WHAT TO DO
Give the data below again exactly as written, without its pictures.

(Entries taken from a collection)
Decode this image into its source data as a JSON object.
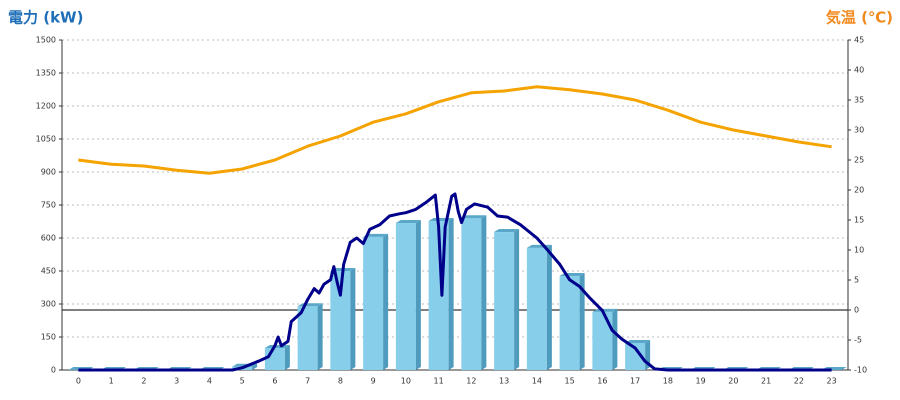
{
  "chart_data": {
    "type": "bar",
    "y_title": "電力 (kW)",
    "y2_title": "気温 (℃)",
    "categories": [
      "0",
      "1",
      "2",
      "3",
      "4",
      "5",
      "6",
      "7",
      "8",
      "9",
      "10",
      "11",
      "12",
      "13",
      "14",
      "15",
      "16",
      "17",
      "18",
      "19",
      "20",
      "21",
      "22",
      "23"
    ],
    "xlim": [
      -0.5,
      23.5
    ],
    "ylim": [
      0,
      1500
    ],
    "yticks": [
      0,
      150,
      300,
      450,
      600,
      750,
      900,
      1050,
      1200,
      1350,
      1500
    ],
    "y2lim": [
      -10,
      45
    ],
    "y2ticks": [
      -10,
      -5,
      0,
      5,
      10,
      15,
      20,
      25,
      30,
      35,
      40,
      45
    ],
    "grid": true,
    "title_color": "#1f6fb8",
    "y2_title_color": "#f08a1e",
    "series": [
      {
        "type": "bar",
        "color": "#87ceeb",
        "values": [
          0,
          0,
          0,
          0,
          0,
          15,
          100,
          290,
          450,
          605,
          668,
          677,
          690,
          627,
          555,
          427,
          264,
          123,
          0,
          0,
          0,
          0,
          0,
          0
        ]
      },
      {
        "type": "line",
        "color": "#00008b",
        "x": [
          0,
          4.7,
          5,
          5.5,
          5.8,
          6,
          6.1,
          6.2,
          6.4,
          6.5,
          6.8,
          7,
          7.2,
          7.35,
          7.5,
          7.7,
          7.8,
          7.9,
          8,
          8.1,
          8.3,
          8.5,
          8.7,
          8.9,
          9.2,
          9.5,
          9.8,
          10,
          10.3,
          10.6,
          10.9,
          11,
          11.1,
          11.2,
          11.4,
          11.5,
          11.6,
          11.7,
          11.85,
          12.1,
          12.5,
          12.8,
          13.1,
          13.5,
          14,
          14.3,
          14.7,
          15,
          15.3,
          15.6,
          16,
          16.3,
          16.6,
          17,
          17.3,
          17.6,
          18,
          23
        ],
        "values": [
          0,
          0,
          10,
          40,
          60,
          110,
          150,
          110,
          130,
          220,
          260,
          320,
          370,
          350,
          390,
          410,
          470,
          400,
          340,
          480,
          580,
          600,
          575,
          640,
          660,
          700,
          710,
          715,
          730,
          760,
          795,
          650,
          340,
          650,
          790,
          800,
          720,
          670,
          730,
          755,
          740,
          700,
          695,
          660,
          600,
          550,
          480,
          410,
          380,
          330,
          270,
          180,
          140,
          100,
          40,
          5,
          0,
          0
        ]
      },
      {
        "type": "line",
        "color": "#f5a300",
        "axis": "y2",
        "values": [
          25,
          24.3,
          24,
          23.3,
          22.8,
          23.5,
          25,
          27.3,
          29,
          31.3,
          32.7,
          34.7,
          36.2,
          36.5,
          37.2,
          36.7,
          36,
          35,
          33.3,
          31.3,
          30,
          29,
          28,
          27.2
        ]
      }
    ]
  }
}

ANSWER TO THE TASK
Decode this image into its source data as a JSON object.
{
  "chart_data": {
    "type": "bar",
    "y_title": "電力 (kW)",
    "y2_title": "気温 (℃)",
    "categories": [
      "0",
      "1",
      "2",
      "3",
      "4",
      "5",
      "6",
      "7",
      "8",
      "9",
      "10",
      "11",
      "12",
      "13",
      "14",
      "15",
      "16",
      "17",
      "18",
      "19",
      "20",
      "21",
      "22",
      "23"
    ],
    "xlim": [
      -0.5,
      23.5
    ],
    "ylim": [
      0,
      1500
    ],
    "yticks": [
      0,
      150,
      300,
      450,
      600,
      750,
      900,
      1050,
      1200,
      1350,
      1500
    ],
    "y2lim": [
      -10,
      45
    ],
    "y2ticks": [
      -10,
      -5,
      0,
      5,
      10,
      15,
      20,
      25,
      30,
      35,
      40,
      45
    ],
    "grid": true,
    "title_color": "#1f6fb8",
    "y2_title_color": "#f08a1e",
    "series": [
      {
        "type": "bar",
        "color": "#87ceeb",
        "values": [
          0,
          0,
          0,
          0,
          0,
          15,
          100,
          290,
          450,
          605,
          668,
          677,
          690,
          627,
          555,
          427,
          264,
          123,
          0,
          0,
          0,
          0,
          0,
          0
        ]
      },
      {
        "type": "line",
        "color": "#00008b",
        "x": [
          0,
          4.7,
          5,
          5.5,
          5.8,
          6,
          6.1,
          6.2,
          6.4,
          6.5,
          6.8,
          7,
          7.2,
          7.35,
          7.5,
          7.7,
          7.8,
          7.9,
          8,
          8.1,
          8.3,
          8.5,
          8.7,
          8.9,
          9.2,
          9.5,
          9.8,
          10,
          10.3,
          10.6,
          10.9,
          11,
          11.1,
          11.2,
          11.4,
          11.5,
          11.6,
          11.7,
          11.85,
          12.1,
          12.5,
          12.8,
          13.1,
          13.5,
          14,
          14.3,
          14.7,
          15,
          15.3,
          15.6,
          16,
          16.3,
          16.6,
          17,
          17.3,
          17.6,
          18,
          23
        ],
        "values": [
          0,
          0,
          10,
          40,
          60,
          110,
          150,
          110,
          130,
          220,
          260,
          320,
          370,
          350,
          390,
          410,
          470,
          400,
          340,
          480,
          580,
          600,
          575,
          640,
          660,
          700,
          710,
          715,
          730,
          760,
          795,
          650,
          340,
          650,
          790,
          800,
          720,
          670,
          730,
          755,
          740,
          700,
          695,
          660,
          600,
          550,
          480,
          410,
          380,
          330,
          270,
          180,
          140,
          100,
          40,
          5,
          0,
          0
        ]
      },
      {
        "type": "line",
        "color": "#f5a300",
        "axis": "y2",
        "values": [
          25,
          24.3,
          24,
          23.3,
          22.8,
          23.5,
          25,
          27.3,
          29,
          31.3,
          32.7,
          34.7,
          36.2,
          36.5,
          37.2,
          36.7,
          36,
          35,
          33.3,
          31.3,
          30,
          29,
          28,
          27.2
        ]
      }
    ]
  }
}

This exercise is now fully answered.